Problem to work on:
Could you output each line of the data that follows exactly?
++++++++
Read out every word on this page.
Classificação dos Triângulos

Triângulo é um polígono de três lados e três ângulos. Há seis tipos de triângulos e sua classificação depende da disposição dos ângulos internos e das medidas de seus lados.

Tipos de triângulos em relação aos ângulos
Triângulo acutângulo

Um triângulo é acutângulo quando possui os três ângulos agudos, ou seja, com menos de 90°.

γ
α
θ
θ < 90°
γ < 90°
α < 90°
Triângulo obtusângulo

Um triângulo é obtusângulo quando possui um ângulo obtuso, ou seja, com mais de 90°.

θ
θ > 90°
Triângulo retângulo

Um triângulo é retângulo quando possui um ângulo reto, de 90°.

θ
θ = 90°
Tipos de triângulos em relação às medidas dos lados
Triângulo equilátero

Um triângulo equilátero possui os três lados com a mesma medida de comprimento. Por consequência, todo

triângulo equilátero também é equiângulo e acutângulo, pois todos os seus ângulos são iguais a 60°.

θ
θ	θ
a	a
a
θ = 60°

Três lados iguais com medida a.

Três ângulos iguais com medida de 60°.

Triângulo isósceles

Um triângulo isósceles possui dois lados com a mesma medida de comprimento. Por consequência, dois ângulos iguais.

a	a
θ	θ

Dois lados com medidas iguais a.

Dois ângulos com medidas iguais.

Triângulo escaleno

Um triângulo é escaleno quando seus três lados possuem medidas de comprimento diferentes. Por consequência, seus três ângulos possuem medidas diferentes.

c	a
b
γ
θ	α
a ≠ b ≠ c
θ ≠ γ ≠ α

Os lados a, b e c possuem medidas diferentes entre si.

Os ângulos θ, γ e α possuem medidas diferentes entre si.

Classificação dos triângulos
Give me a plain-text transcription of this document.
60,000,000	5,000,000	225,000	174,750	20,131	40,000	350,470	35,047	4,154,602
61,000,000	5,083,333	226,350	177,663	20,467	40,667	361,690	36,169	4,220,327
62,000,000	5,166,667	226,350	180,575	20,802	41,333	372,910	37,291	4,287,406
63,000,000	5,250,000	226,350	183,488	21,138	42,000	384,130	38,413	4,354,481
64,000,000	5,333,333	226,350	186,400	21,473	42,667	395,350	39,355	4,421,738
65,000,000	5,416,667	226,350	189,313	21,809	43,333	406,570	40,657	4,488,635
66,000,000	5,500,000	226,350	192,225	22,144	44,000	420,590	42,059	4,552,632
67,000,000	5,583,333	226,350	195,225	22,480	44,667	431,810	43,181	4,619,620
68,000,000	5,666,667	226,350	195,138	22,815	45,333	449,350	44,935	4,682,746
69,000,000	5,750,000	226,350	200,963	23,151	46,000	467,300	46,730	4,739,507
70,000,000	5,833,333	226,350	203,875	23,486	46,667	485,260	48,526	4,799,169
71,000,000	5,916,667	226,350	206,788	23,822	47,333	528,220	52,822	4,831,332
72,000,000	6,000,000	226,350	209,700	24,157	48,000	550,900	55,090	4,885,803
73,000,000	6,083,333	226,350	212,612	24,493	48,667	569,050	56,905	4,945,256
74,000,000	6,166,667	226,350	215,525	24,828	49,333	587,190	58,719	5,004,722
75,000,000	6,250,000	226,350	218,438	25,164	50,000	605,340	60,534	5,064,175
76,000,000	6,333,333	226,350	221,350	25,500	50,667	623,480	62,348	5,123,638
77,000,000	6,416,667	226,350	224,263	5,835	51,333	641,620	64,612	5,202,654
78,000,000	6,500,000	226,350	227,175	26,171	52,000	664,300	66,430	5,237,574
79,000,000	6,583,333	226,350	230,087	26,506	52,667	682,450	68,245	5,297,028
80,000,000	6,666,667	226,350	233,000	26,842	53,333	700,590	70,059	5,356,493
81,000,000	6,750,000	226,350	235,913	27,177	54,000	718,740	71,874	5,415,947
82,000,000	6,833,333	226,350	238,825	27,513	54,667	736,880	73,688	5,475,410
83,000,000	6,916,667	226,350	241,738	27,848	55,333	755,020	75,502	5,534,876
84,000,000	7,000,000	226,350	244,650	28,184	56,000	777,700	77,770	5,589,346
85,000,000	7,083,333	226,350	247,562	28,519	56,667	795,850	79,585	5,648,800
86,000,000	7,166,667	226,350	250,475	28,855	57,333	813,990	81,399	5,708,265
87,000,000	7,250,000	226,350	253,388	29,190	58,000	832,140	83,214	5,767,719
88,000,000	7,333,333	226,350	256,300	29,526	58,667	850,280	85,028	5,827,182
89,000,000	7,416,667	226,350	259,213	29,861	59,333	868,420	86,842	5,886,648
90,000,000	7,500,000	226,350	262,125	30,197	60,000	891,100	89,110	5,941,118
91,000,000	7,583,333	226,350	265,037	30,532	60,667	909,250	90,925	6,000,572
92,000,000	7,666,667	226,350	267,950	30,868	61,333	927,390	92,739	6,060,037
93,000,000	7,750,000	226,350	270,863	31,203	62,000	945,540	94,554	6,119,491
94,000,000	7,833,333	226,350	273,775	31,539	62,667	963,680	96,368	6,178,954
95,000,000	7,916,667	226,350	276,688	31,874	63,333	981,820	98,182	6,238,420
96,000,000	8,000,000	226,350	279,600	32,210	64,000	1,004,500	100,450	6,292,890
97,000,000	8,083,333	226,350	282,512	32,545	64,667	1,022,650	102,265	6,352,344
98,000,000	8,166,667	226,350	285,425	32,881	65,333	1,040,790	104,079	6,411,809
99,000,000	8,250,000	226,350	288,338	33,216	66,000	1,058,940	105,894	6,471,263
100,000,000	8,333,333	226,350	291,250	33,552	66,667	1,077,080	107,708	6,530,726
++++++++
Complete answer:
Read out every word on this page.
Classificação dos Triângulos

Triângulo é um polígono de três lados e três ângulos. Há seis tipos de triângulos e sua classificação depende da disposição dos ângulos internos e das medidas de seus lados.

Tipos de triângulos em relação aos ângulos
Triângulo acutângulo

Um triângulo é acutângulo quando possui os três ângulos agudos, ou seja, com menos de 90°.

γ
α
θ
θ < 90°
γ < 90°
α < 90°
Triângulo obtusângulo

Um triângulo é obtusângulo quando possui um ângulo obtuso, ou seja, com mais de 90°.

θ
θ > 90°
Triângulo retângulo

Um triângulo é retângulo quando possui um ângulo reto, de 90°.

θ
θ = 90°
Tipos de triângulos em relação às medidas dos lados
Triângulo equilátero

Um triângulo equilátero possui os três lados com a mesma medida de comprimento. Por consequência, todo

triângulo equilátero também é equiângulo e acutângulo, pois todos os seus ângulos são iguais a 60°.

θ
θ	θ
a	a
a
θ = 60°

Três lados iguais com medida a.

Três ângulos iguais com medida de 60°.

Triângulo isósceles

Um triângulo isósceles possui dois lados com a mesma medida de comprimento. Por consequência, dois ângulos iguais.

a	a
θ	θ

Dois lados com medidas iguais a.

Dois ângulos com medidas iguais.

Triângulo escaleno

Um triângulo é escaleno quando seus três lados possuem medidas de comprimento diferentes. Por consequência, seus três ângulos possuem medidas diferentes.

c	a
b
γ
θ	α
a ≠ b ≠ c
θ ≠ γ ≠ α

Os lados a, b e c possuem medidas diferentes entre si.

Os ângulos θ, γ e α possuem medidas diferentes entre si.

Classificação dos triângulos
Give me a plain-text transcription of this document.
60,000,000	5,000,000	225,000	174,750	20,131	40,000	350,470	35,047	4,154,602
61,000,000	5,083,333	226,350	177,663	20,467	40,667	361,690	36,169	4,220,327
62,000,000	5,166,667	226,350	180,575	20,802	41,333	372,910	37,291	4,287,406
63,000,000	5,250,000	226,350	183,488	21,138	42,000	384,130	38,413	4,354,481
64,000,000	5,333,333	226,350	186,400	21,473	42,667	395,350	39,355	4,421,738
65,000,000	5,416,667	226,350	189,313	21,809	43,333	406,570	40,657	4,488,635
66,000,000	5,500,000	226,350	192,225	22,144	44,000	420,590	42,059	4,552,632
67,000,000	5,583,333	226,350	195,225	22,480	44,667	431,810	43,181	4,619,620
68,000,000	5,666,667	226,350	195,138	22,815	45,333	449,350	44,935	4,682,746
69,000,000	5,750,000	226,350	200,963	23,151	46,000	467,300	46,730	4,739,507
70,000,000	5,833,333	226,350	203,875	23,486	46,667	485,260	48,526	4,799,169
71,000,000	5,916,667	226,350	206,788	23,822	47,333	528,220	52,822	4,831,332
72,000,000	6,000,000	226,350	209,700	24,157	48,000	550,900	55,090	4,885,803
73,000,000	6,083,333	226,350	212,612	24,493	48,667	569,050	56,905	4,945,256
74,000,000	6,166,667	226,350	215,525	24,828	49,333	587,190	58,719	5,004,722
75,000,000	6,250,000	226,350	218,438	25,164	50,000	605,340	60,534	5,064,175
76,000,000	6,333,333	226,350	221,350	25,500	50,667	623,480	62,348	5,123,638
77,000,000	6,416,667	226,350	224,263	5,835	51,333	641,620	64,612	5,202,654
78,000,000	6,500,000	226,350	227,175	26,171	52,000	664,300	66,430	5,237,574
79,000,000	6,583,333	226,350	230,087	26,506	52,667	682,450	68,245	5,297,028
80,000,000	6,666,667	226,350	233,000	26,842	53,333	700,590	70,059	5,356,493
81,000,000	6,750,000	226,350	235,913	27,177	54,000	718,740	71,874	5,415,947
82,000,000	6,833,333	226,350	238,825	27,513	54,667	736,880	73,688	5,475,410
83,000,000	6,916,667	226,350	241,738	27,848	55,333	755,020	75,502	5,534,876
84,000,000	7,000,000	226,350	244,650	28,184	56,000	777,700	77,770	5,589,346
85,000,000	7,083,333	226,350	247,562	28,519	56,667	795,850	79,585	5,648,800
86,000,000	7,166,667	226,350	250,475	28,855	57,333	813,990	81,399	5,708,265
87,000,000	7,250,000	226,350	253,388	29,190	58,000	832,140	83,214	5,767,719
88,000,000	7,333,333	226,350	256,300	29,526	58,667	850,280	85,028	5,827,182
89,000,000	7,416,667	226,350	259,213	29,861	59,333	868,420	86,842	5,886,648
90,000,000	7,500,000	226,350	262,125	30,197	60,000	891,100	89,110	5,941,118
91,000,000	7,583,333	226,350	265,037	30,532	60,667	909,250	90,925	6,000,572
92,000,000	7,666,667	226,350	267,950	30,868	61,333	927,390	92,739	6,060,037
93,000,000	7,750,000	226,350	270,863	31,203	62,000	945,540	94,554	6,119,491
94,000,000	7,833,333	226,350	273,775	31,539	62,667	963,680	96,368	6,178,954
95,000,000	7,916,667	226,350	276,688	31,874	63,333	981,820	98,182	6,238,420
96,000,000	8,000,000	226,350	279,600	32,210	64,000	1,004,500	100,450	6,292,890
97,000,000	8,083,333	226,350	282,512	32,545	64,667	1,022,650	102,265	6,352,344
98,000,000	8,166,667	226,350	285,425	32,881	65,333	1,040,790	104,079	6,411,809
99,000,000	8,250,000	226,350	288,338	33,216	66,000	1,058,940	105,894	6,471,263
100,000,000	8,333,333	226,350	291,250	33,552	66,667	1,077,080	107,708	6,530,726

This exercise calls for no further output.